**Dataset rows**

::::

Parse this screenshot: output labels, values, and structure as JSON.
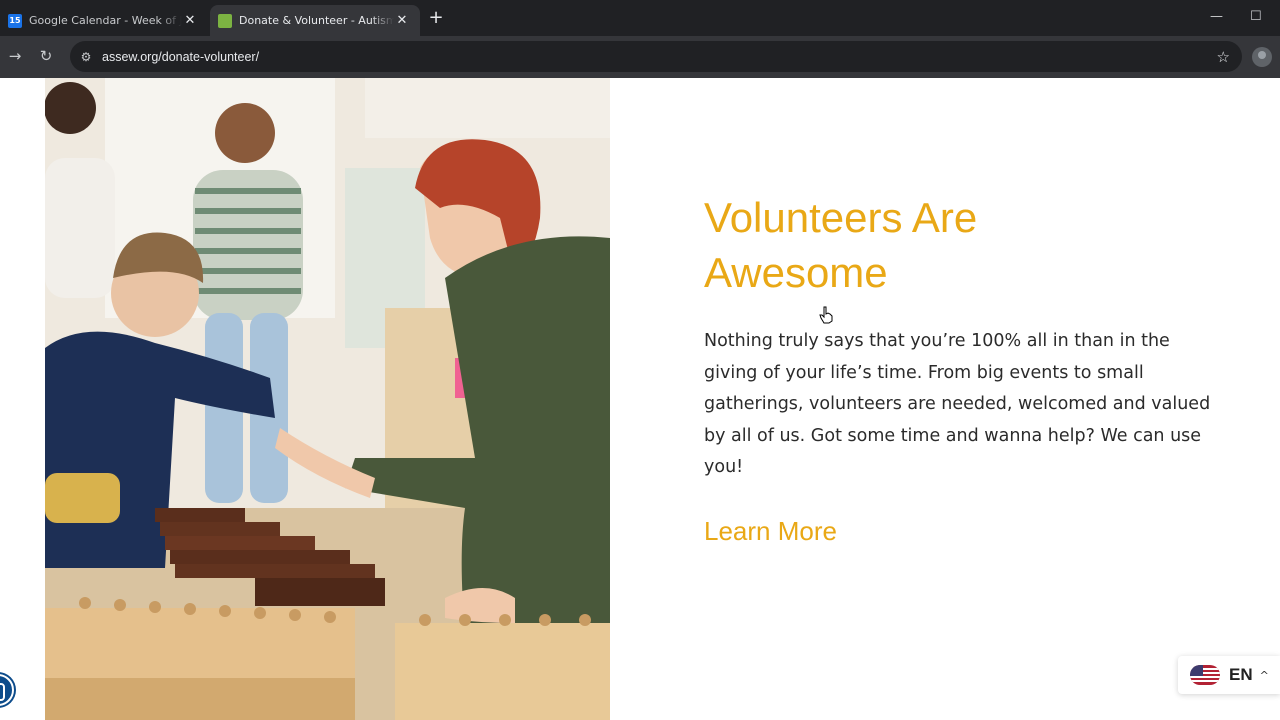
{
  "browser": {
    "tabs": [
      {
        "title": "Google Calendar - Week of Jan...",
        "favicon": "calendar-icon",
        "active": false
      },
      {
        "title": "Donate & Volunteer - Autism S...",
        "favicon": "globe-icon",
        "active": true
      }
    ],
    "favicon_calendar_text": "15",
    "new_tab_symbol": "+",
    "address": "assew.org/donate-volunteer/"
  },
  "section": {
    "heading_line1": "Volunteers Are",
    "heading_line2": "Awesome",
    "body": "Nothing truly says that you’re 100% all in than in the giving of your life’s time. From big events to small gatherings, volunteers are needed, welcomed and valued by all of us. Got some time and wanna help? We can use you!",
    "link_label": "Learn More",
    "accent_color": "#e9a816"
  },
  "language_switcher": {
    "code": "EN",
    "flag": "us-flag-icon"
  }
}
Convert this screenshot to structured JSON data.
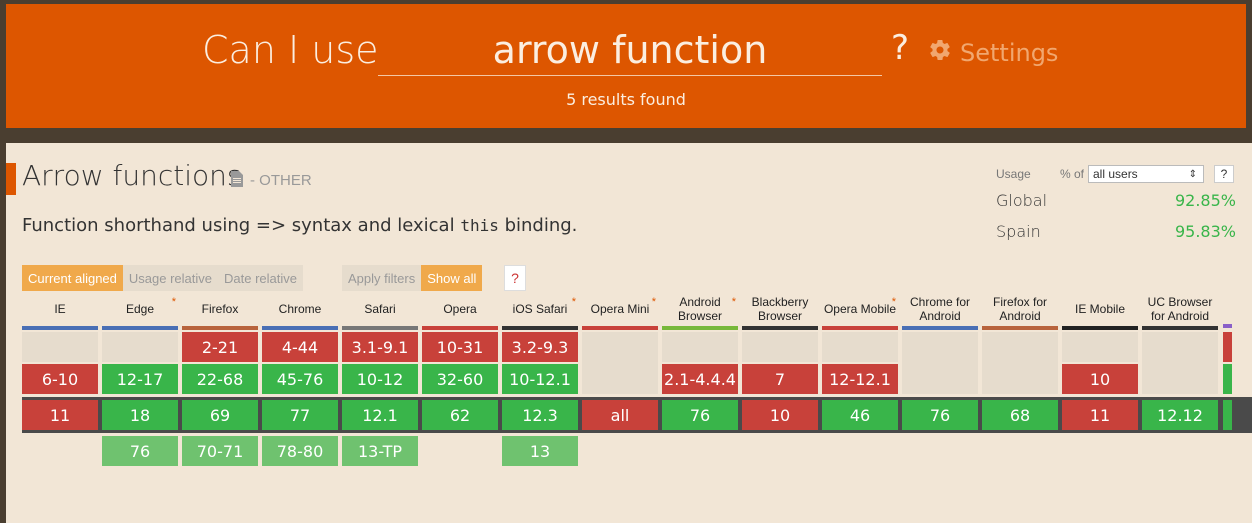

::::

**YOUR INSTRUCTIONS**
All of the data needs repeating exactly, but the pictures do not.

**WRITTEN SOLUTION**
Parse this screenshot: output labels, values, and structure as JSON.
{
  "browser": {
    "tabs": [
      {
        "title": "Google Calendar - Week of Jan...",
        "favicon": "calendar-icon",
        "active": false
      },
      {
        "title": "Donate & Volunteer - Autism S...",
        "favicon": "globe-icon",
        "active": true
      }
    ],
    "favicon_calendar_text": "15",
    "new_tab_symbol": "+",
    "address": "assew.org/donate-volunteer/"
  },
  "section": {
    "heading_line1": "Volunteers Are",
    "heading_line2": "Awesome",
    "body": "Nothing truly says that you’re 100% all in than in the giving of your life’s time. From big events to small gatherings, volunteers are needed, welcomed and valued by all of us. Got some time and wanna help? We can use you!",
    "link_label": "Learn More",
    "accent_color": "#e9a816"
  },
  "language_switcher": {
    "code": "EN",
    "flag": "us-flag-icon"
  }
}
Convert this screenshot to structured JSON data.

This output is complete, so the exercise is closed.